### Task to carry out
Pull out exactly the lines from the line containing "Give me the" to the line containing "Extract the structured", both lines included, with pictures removed from the copy.

### Material shown
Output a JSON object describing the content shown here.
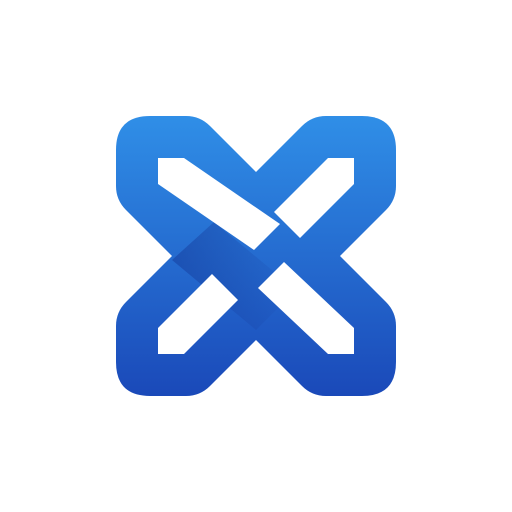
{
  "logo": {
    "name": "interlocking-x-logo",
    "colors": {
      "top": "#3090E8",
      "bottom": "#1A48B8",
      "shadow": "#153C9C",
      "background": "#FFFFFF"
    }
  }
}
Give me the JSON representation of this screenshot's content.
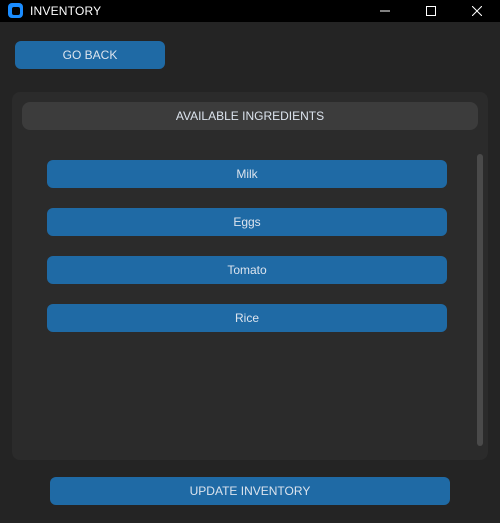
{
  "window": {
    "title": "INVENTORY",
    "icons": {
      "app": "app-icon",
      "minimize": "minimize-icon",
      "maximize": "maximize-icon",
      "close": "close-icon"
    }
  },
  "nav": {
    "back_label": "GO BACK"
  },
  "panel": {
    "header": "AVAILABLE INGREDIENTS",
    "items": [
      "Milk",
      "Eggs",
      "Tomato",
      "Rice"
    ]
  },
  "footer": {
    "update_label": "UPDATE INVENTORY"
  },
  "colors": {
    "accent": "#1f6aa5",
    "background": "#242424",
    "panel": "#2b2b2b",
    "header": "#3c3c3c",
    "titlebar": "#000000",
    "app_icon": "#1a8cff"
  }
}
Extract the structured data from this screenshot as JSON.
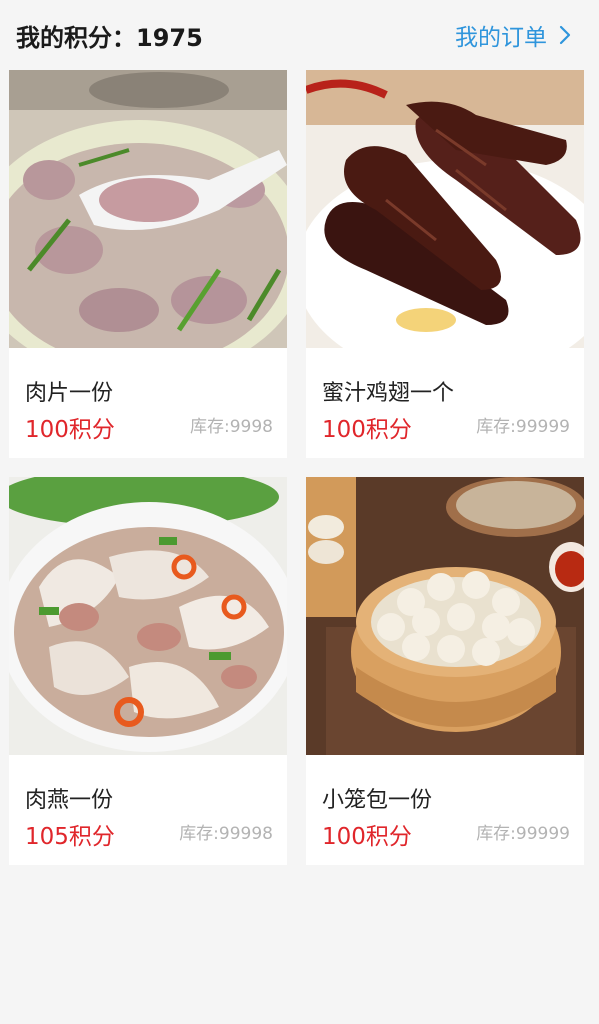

==

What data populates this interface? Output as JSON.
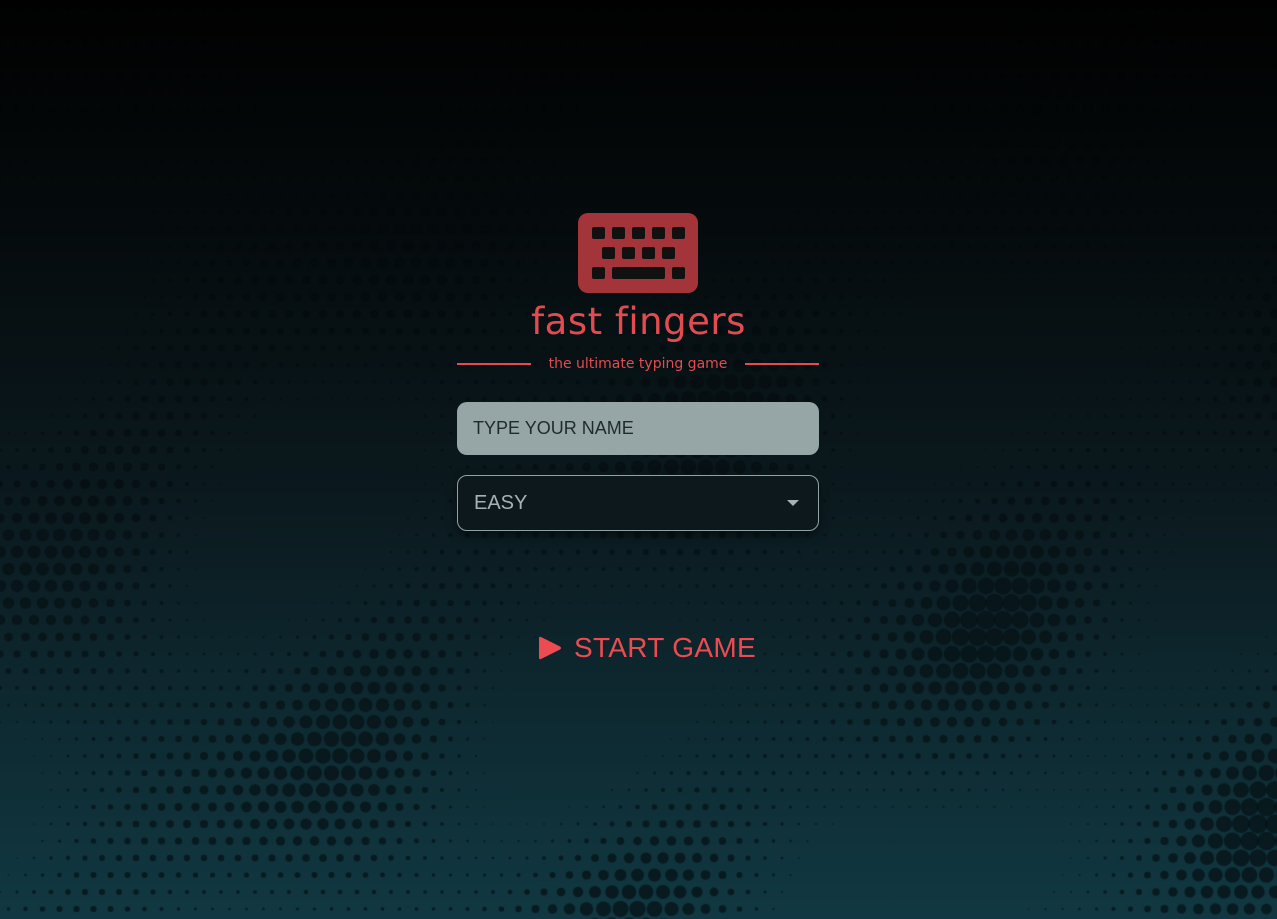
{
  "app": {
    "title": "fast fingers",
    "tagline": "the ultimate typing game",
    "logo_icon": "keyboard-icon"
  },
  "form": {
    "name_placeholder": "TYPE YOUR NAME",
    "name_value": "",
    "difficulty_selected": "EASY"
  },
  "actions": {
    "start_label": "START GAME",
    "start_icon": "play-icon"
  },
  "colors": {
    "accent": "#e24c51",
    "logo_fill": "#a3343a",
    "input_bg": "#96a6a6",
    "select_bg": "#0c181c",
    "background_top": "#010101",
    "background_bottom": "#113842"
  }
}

### The solution
Give me the JSON representation of this screenshot's content.
{
  "window": {
    "title": "INVENTORY",
    "icons": {
      "app": "app-icon",
      "minimize": "minimize-icon",
      "maximize": "maximize-icon",
      "close": "close-icon"
    }
  },
  "nav": {
    "back_label": "GO BACK"
  },
  "panel": {
    "header": "AVAILABLE INGREDIENTS",
    "items": [
      "Milk",
      "Eggs",
      "Tomato",
      "Rice"
    ]
  },
  "footer": {
    "update_label": "UPDATE INVENTORY"
  },
  "colors": {
    "accent": "#1f6aa5",
    "background": "#242424",
    "panel": "#2b2b2b",
    "header": "#3c3c3c",
    "titlebar": "#000000",
    "app_icon": "#1a8cff"
  }
}
Extract the structured data from this screenshot as JSON.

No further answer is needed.